Figure record extracts
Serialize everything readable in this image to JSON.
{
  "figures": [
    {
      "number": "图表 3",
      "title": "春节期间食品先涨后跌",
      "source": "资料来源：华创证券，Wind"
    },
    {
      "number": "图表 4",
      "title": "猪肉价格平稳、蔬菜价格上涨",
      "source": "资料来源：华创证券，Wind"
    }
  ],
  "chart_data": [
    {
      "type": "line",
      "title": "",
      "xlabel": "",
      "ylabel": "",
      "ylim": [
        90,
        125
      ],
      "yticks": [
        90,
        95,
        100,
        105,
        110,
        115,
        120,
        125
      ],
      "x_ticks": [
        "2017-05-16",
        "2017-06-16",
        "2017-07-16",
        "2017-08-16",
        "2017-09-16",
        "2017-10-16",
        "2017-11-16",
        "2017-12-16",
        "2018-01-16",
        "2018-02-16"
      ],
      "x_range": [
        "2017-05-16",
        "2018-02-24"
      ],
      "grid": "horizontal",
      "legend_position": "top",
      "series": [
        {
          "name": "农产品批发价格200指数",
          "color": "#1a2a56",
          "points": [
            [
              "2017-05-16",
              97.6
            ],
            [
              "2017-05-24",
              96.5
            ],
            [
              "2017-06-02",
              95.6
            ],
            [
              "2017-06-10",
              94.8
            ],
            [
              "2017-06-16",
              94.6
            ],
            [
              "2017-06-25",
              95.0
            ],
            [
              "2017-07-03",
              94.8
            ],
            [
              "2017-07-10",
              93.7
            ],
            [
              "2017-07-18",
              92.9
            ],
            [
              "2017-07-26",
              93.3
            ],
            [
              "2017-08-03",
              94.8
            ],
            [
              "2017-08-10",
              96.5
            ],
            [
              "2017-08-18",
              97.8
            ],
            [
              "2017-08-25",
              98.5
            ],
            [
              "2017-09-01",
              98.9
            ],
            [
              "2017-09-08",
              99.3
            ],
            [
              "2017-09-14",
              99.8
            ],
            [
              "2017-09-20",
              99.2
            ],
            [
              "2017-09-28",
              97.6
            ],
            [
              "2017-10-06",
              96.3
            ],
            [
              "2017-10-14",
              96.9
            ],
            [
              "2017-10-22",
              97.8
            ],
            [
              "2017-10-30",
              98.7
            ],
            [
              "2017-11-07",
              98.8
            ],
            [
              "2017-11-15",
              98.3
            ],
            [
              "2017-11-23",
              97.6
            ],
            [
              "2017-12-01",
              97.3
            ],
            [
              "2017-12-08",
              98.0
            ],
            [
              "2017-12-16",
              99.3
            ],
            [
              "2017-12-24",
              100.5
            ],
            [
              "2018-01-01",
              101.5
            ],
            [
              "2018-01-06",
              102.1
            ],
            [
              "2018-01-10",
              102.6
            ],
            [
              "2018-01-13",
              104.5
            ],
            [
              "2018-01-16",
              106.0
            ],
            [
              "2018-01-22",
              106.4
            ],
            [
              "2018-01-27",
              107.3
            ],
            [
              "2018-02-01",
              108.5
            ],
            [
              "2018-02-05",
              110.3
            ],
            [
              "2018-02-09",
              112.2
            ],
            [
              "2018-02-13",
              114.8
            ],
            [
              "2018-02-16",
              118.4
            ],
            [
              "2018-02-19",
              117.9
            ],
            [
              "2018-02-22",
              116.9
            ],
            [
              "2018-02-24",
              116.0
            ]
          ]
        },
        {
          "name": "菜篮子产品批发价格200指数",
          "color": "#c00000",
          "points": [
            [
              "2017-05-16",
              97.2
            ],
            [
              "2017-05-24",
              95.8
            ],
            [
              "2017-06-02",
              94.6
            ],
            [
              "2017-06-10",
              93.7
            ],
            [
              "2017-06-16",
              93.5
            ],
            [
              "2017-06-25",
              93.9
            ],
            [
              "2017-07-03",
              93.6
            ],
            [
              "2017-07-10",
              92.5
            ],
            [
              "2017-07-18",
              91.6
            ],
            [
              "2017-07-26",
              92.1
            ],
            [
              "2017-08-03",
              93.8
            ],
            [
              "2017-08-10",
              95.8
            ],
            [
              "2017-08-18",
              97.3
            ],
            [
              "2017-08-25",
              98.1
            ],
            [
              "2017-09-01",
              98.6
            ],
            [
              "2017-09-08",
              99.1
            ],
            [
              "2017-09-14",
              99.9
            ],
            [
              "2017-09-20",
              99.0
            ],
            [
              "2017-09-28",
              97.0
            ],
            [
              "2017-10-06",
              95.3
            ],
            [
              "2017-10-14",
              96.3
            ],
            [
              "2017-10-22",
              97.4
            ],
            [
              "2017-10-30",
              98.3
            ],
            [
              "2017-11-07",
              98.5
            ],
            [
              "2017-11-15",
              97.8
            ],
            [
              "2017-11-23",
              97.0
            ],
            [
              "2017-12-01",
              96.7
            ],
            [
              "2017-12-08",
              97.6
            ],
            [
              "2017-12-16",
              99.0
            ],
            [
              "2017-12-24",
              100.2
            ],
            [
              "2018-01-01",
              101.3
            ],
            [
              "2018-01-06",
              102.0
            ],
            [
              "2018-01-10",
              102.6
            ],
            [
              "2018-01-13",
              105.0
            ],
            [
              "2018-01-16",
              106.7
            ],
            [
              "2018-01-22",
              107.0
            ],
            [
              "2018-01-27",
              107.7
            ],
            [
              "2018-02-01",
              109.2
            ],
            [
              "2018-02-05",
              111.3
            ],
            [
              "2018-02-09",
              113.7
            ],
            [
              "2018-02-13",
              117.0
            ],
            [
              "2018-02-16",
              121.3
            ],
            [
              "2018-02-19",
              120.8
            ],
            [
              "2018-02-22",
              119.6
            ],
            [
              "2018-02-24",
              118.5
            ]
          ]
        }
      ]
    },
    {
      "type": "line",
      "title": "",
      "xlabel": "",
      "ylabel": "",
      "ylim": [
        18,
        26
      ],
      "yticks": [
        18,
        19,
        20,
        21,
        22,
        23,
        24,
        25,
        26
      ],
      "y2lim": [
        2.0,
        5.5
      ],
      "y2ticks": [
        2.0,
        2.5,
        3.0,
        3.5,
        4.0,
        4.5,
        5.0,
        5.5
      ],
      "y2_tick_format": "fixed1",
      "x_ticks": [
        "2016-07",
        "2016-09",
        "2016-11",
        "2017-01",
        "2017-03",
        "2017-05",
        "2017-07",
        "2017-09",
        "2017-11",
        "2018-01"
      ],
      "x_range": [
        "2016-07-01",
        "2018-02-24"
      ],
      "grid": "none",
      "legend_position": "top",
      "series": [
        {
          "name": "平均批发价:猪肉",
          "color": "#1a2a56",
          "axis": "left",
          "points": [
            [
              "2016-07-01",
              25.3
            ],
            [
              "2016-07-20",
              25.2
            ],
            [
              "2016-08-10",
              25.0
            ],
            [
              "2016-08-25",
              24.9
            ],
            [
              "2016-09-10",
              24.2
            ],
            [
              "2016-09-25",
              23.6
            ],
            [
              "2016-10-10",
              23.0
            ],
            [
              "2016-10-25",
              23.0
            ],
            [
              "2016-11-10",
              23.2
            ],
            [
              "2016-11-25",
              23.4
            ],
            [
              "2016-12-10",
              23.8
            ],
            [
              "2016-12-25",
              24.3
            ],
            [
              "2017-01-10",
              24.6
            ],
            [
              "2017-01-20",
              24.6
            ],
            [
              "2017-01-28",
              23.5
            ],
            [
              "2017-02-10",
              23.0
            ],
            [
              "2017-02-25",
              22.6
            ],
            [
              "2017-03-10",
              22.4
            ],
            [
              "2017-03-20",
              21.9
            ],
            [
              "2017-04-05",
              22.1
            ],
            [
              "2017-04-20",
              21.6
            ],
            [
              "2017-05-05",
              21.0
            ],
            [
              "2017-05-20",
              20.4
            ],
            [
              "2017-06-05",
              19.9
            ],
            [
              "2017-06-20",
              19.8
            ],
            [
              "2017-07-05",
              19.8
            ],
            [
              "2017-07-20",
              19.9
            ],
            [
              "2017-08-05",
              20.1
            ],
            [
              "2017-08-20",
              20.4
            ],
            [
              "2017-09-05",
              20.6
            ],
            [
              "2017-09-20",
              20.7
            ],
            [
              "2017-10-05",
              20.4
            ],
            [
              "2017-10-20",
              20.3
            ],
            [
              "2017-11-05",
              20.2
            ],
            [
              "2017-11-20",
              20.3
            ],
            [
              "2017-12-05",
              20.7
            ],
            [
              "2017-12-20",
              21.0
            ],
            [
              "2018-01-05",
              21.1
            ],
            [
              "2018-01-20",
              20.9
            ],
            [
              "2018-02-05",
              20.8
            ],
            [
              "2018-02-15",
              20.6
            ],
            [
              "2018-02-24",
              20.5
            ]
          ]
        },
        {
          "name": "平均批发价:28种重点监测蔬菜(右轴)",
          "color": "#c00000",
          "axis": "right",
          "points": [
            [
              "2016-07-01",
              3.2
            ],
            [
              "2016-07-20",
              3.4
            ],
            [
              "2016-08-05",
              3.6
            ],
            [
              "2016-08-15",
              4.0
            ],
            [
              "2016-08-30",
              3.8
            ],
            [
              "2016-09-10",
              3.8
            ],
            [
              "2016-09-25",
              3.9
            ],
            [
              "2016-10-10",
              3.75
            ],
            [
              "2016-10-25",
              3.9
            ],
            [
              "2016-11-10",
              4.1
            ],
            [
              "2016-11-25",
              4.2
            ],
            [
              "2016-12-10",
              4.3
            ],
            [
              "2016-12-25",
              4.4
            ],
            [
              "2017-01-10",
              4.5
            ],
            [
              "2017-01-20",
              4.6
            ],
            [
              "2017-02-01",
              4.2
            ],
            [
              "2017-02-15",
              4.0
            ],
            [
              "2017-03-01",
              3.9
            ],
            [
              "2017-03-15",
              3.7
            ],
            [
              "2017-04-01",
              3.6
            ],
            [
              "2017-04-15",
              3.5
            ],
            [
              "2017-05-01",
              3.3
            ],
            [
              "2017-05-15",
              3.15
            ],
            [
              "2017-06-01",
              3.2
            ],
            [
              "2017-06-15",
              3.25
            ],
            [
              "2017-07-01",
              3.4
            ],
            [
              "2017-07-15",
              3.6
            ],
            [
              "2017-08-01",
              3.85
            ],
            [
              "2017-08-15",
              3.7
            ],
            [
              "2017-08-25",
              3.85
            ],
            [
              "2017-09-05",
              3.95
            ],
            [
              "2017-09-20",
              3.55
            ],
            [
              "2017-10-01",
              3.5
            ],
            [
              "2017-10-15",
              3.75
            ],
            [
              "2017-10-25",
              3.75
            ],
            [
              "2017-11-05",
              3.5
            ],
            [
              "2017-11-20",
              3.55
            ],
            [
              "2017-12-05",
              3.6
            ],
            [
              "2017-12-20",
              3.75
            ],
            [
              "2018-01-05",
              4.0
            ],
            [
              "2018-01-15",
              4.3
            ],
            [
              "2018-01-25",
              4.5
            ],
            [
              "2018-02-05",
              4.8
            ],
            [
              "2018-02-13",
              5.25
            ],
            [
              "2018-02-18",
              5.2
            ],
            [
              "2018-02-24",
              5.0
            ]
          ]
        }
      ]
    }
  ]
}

= Exercise aim =
Give the number of lines in the records above that contain the word "name". Reply with that number alone.

= Complete response =
4